[Extracted records]
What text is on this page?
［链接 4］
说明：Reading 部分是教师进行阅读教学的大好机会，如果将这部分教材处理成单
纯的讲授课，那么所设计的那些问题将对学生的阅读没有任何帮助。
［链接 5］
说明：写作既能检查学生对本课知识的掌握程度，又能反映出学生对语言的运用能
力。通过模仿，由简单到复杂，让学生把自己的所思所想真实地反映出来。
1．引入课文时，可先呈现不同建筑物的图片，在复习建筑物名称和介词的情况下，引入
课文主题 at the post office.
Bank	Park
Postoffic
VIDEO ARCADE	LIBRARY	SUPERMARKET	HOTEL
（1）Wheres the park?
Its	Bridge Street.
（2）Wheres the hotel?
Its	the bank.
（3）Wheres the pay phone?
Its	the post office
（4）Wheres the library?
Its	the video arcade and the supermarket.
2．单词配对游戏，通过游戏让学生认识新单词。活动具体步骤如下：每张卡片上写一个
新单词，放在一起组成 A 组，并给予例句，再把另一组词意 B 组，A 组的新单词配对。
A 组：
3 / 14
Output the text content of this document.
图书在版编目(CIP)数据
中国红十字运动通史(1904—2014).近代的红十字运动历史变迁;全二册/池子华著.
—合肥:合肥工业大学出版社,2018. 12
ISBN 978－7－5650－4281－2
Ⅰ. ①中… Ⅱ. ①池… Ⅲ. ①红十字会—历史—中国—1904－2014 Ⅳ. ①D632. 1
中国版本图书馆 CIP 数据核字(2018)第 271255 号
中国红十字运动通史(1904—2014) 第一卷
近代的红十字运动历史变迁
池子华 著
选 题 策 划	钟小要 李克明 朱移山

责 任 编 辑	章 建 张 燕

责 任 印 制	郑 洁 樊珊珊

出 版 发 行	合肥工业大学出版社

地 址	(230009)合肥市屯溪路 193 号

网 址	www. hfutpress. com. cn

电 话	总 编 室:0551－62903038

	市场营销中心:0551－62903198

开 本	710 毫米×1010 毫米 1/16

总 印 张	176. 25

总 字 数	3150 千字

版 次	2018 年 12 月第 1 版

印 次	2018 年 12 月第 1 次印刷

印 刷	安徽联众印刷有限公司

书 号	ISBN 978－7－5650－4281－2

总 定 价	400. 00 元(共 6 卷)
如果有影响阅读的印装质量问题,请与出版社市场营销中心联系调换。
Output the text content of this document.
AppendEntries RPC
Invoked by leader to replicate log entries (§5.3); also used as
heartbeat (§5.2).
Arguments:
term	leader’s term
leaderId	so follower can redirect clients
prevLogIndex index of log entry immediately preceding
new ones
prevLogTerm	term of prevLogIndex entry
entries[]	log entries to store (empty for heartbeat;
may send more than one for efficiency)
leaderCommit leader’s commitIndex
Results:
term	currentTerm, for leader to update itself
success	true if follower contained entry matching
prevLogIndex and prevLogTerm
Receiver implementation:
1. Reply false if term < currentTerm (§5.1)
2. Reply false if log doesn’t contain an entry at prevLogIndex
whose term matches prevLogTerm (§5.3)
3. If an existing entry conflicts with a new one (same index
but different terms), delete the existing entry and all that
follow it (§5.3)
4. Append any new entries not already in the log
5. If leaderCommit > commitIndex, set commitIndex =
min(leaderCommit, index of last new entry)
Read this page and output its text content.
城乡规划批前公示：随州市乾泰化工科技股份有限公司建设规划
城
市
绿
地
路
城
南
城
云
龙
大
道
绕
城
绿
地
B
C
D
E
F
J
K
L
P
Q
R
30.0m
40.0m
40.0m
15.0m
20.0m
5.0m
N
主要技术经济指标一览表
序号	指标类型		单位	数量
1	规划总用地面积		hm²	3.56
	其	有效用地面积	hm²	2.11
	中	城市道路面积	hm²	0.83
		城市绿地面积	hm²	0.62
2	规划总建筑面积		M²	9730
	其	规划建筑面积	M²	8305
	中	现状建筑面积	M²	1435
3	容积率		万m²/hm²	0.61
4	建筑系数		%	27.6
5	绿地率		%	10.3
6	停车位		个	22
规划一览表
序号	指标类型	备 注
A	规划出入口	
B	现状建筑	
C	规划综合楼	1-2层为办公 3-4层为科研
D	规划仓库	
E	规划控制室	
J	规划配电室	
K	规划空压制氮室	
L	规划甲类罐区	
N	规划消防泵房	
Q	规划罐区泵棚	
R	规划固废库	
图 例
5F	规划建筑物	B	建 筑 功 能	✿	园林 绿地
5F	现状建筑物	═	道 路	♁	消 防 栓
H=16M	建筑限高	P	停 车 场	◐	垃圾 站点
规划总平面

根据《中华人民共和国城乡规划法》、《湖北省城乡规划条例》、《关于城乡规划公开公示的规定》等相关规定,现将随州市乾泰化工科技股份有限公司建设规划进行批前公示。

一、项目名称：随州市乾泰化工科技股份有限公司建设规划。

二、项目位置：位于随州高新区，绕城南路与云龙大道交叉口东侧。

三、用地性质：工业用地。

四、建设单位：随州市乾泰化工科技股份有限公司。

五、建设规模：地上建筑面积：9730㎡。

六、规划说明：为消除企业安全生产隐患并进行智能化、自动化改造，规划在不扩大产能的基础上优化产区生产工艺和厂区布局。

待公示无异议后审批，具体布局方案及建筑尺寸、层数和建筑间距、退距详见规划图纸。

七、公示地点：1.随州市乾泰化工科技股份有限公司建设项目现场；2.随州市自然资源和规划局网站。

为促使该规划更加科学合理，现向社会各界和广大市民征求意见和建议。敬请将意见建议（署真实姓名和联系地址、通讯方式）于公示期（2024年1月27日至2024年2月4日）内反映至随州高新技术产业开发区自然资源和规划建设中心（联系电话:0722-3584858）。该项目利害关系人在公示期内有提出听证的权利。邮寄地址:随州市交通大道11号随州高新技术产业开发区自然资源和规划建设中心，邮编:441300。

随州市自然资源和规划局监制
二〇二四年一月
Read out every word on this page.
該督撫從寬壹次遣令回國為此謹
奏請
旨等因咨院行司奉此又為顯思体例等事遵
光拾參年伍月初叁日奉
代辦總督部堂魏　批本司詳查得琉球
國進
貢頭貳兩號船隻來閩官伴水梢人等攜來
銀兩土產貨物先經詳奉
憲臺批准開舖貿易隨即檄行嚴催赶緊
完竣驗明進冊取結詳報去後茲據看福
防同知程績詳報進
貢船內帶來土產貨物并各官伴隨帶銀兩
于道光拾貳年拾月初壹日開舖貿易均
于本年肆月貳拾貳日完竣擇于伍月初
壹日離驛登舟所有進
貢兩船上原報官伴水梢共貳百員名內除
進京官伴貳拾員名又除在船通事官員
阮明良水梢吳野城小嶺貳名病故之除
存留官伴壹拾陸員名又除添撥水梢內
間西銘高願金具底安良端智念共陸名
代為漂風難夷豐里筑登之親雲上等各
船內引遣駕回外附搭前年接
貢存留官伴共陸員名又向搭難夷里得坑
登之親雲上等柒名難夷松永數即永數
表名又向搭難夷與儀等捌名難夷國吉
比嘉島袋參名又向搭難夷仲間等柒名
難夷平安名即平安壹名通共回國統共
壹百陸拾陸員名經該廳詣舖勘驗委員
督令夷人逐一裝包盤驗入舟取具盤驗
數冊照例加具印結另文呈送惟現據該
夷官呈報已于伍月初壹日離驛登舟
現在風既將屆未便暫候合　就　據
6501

» SET EXERCISE: Print every line of the records exactly. Omit nothing.

» FINAL RESULT:
What text is on this page?
［链接 4］
说明：Reading 部分是教师进行阅读教学的大好机会，如果将这部分教材处理成单
纯的讲授课，那么所设计的那些问题将对学生的阅读没有任何帮助。
［链接 5］
说明：写作既能检查学生对本课知识的掌握程度，又能反映出学生对语言的运用能
力。通过模仿，由简单到复杂，让学生把自己的所思所想真实地反映出来。
1．引入课文时，可先呈现不同建筑物的图片，在复习建筑物名称和介词的情况下，引入
课文主题 at the post office.
Bank	Park
Postoffic
VIDEO ARCADE	LIBRARY	SUPERMARKET	HOTEL
（1）Wheres the park?
Its	Bridge Street.
（2）Wheres the hotel?
Its	the bank.
（3）Wheres the pay phone?
Its	the post office
（4）Wheres the library?
Its	the video arcade and the supermarket.
2．单词配对游戏，通过游戏让学生认识新单词。活动具体步骤如下：每张卡片上写一个
新单词，放在一起组成 A 组，并给予例句，再把另一组词意 B 组，A 组的新单词配对。
A 组：
3 / 14
Output the text content of this document.
图书在版编目(CIP)数据
中国红十字运动通史(1904—2014).近代的红十字运动历史变迁;全二册/池子华著.
—合肥:合肥工业大学出版社,2018. 12
ISBN 978－7－5650－4281－2
Ⅰ. ①中… Ⅱ. ①池… Ⅲ. ①红十字会—历史—中国—1904－2014 Ⅳ. ①D632. 1
中国版本图书馆 CIP 数据核字(2018)第 271255 号
中国红十字运动通史(1904—2014) 第一卷
近代的红十字运动历史变迁
池子华 著
选 题 策 划	钟小要 李克明 朱移山

责 任 编 辑	章 建 张 燕

责 任 印 制	郑 洁 樊珊珊

出 版 发 行	合肥工业大学出版社

地 址	(230009)合肥市屯溪路 193 号

网 址	www. hfutpress. com. cn

电 话	总 编 室:0551－62903038

	市场营销中心:0551－62903198

开 本	710 毫米×1010 毫米 1/16

总 印 张	176. 25

总 字 数	3150 千字

版 次	2018 年 12 月第 1 版

印 次	2018 年 12 月第 1 次印刷

印 刷	安徽联众印刷有限公司

书 号	ISBN 978－7－5650－4281－2

总 定 价	400. 00 元(共 6 卷)
如果有影响阅读的印装质量问题,请与出版社市场营销中心联系调换。
Output the text content of this document.
AppendEntries RPC
Invoked by leader to replicate log entries (§5.3); also used as
heartbeat (§5.2).
Arguments:
term	leader’s term
leaderId	so follower can redirect clients
prevLogIndex index of log entry immediately preceding
new ones
prevLogTerm	term of prevLogIndex entry
entries[]	log entries to store (empty for heartbeat;
may send more than one for efficiency)
leaderCommit leader’s commitIndex
Results:
term	currentTerm, for leader to update itself
success	true if follower contained entry matching
prevLogIndex and prevLogTerm
Receiver implementation:
1. Reply false if term < currentTerm (§5.1)
2. Reply false if log doesn’t contain an entry at prevLogIndex
whose term matches prevLogTerm (§5.3)
3. If an existing entry conflicts with a new one (same index
but different terms), delete the existing entry and all that
follow it (§5.3)
4. Append any new entries not already in the log
5. If leaderCommit > commitIndex, set commitIndex =
min(leaderCommit, index of last new entry)
Read this page and output its text content.
城乡规划批前公示：随州市乾泰化工科技股份有限公司建设规划
城
市
绿
地
路
城
南
城
云
龙
大
道
绕
城
绿
地
B
C
D
E
F
J
K
L
P
Q
R
30.0m
40.0m
40.0m
15.0m
20.0m
5.0m
N
主要技术经济指标一览表
序号	指标类型		单位	数量
1	规划总用地面积		hm²	3.56
	其	有效用地面积	hm²	2.11
	中	城市道路面积	hm²	0.83
		城市绿地面积	hm²	0.62
2	规划总建筑面积		M²	9730
	其	规划建筑面积	M²	8305
	中	现状建筑面积	M²	1435
3	容积率		万m²/hm²	0.61
4	建筑系数		%	27.6
5	绿地率		%	10.3
6	停车位		个	22
规划一览表
序号	指标类型	备 注
A	规划出入口	
B	现状建筑	
C	规划综合楼	1-2层为办公 3-4层为科研
D	规划仓库	
E	规划控制室	
J	规划配电室	
K	规划空压制氮室	
L	规划甲类罐区	
N	规划消防泵房	
Q	规划罐区泵棚	
R	规划固废库	
图 例
5F	规划建筑物	B	建 筑 功 能	✿	园林 绿地
5F	现状建筑物	═	道 路	♁	消 防 栓
H=16M	建筑限高	P	停 车 场	◐	垃圾 站点
规划总平面

根据《中华人民共和国城乡规划法》、《湖北省城乡规划条例》、《关于城乡规划公开公示的规定》等相关规定,现将随州市乾泰化工科技股份有限公司建设规划进行批前公示。

一、项目名称：随州市乾泰化工科技股份有限公司建设规划。

二、项目位置：位于随州高新区，绕城南路与云龙大道交叉口东侧。

三、用地性质：工业用地。

四、建设单位：随州市乾泰化工科技股份有限公司。

五、建设规模：地上建筑面积：9730㎡。

六、规划说明：为消除企业安全生产隐患并进行智能化、自动化改造，规划在不扩大产能的基础上优化产区生产工艺和厂区布局。

待公示无异议后审批，具体布局方案及建筑尺寸、层数和建筑间距、退距详见规划图纸。

七、公示地点：1.随州市乾泰化工科技股份有限公司建设项目现场；2.随州市自然资源和规划局网站。

为促使该规划更加科学合理，现向社会各界和广大市民征求意见和建议。敬请将意见建议（署真实姓名和联系地址、通讯方式）于公示期（2024年1月27日至2024年2月4日）内反映至随州高新技术产业开发区自然资源和规划建设中心（联系电话:0722-3584858）。该项目利害关系人在公示期内有提出听证的权利。邮寄地址:随州市交通大道11号随州高新技术产业开发区自然资源和规划建设中心，邮编:441300。

随州市自然资源和规划局监制
二〇二四年一月
Read out every word on this page.
該督撫從寬壹次遣令回國為此謹
奏請
旨等因咨院行司奉此又為顯思体例等事遵
光拾參年伍月初叁日奉
代辦總督部堂魏　批本司詳查得琉球
國進
貢頭貳兩號船隻來閩官伴水梢人等攜來
銀兩土產貨物先經詳奉
憲臺批准開舖貿易隨即檄行嚴催赶緊
完竣驗明進冊取結詳報去後茲據看福
防同知程績詳報進
貢船內帶來土產貨物并各官伴隨帶銀兩
于道光拾貳年拾月初壹日開舖貿易均
于本年肆月貳拾貳日完竣擇于伍月初
壹日離驛登舟所有進
貢兩船上原報官伴水梢共貳百員名內除
進京官伴貳拾員名又除在船通事官員
阮明良水梢吳野城小嶺貳名病故之除
存留官伴壹拾陸員名又除添撥水梢內
間西銘高願金具底安良端智念共陸名
代為漂風難夷豐里筑登之親雲上等各
船內引遣駕回外附搭前年接
貢存留官伴共陸員名又向搭難夷里得坑
登之親雲上等柒名難夷松永數即永數
表名又向搭難夷與儀等捌名難夷國吉
比嘉島袋參名又向搭難夷仲間等柒名
難夷平安名即平安壹名通共回國統共
壹百陸拾陸員名經該廳詣舖勘驗委員
督令夷人逐一裝包盤驗入舟取具盤驗
數冊照例加具印結另文呈送惟現據該
夷官呈報已于伍月初壹日離驛登舟
現在風既將屆未便暫候合　就　據
6501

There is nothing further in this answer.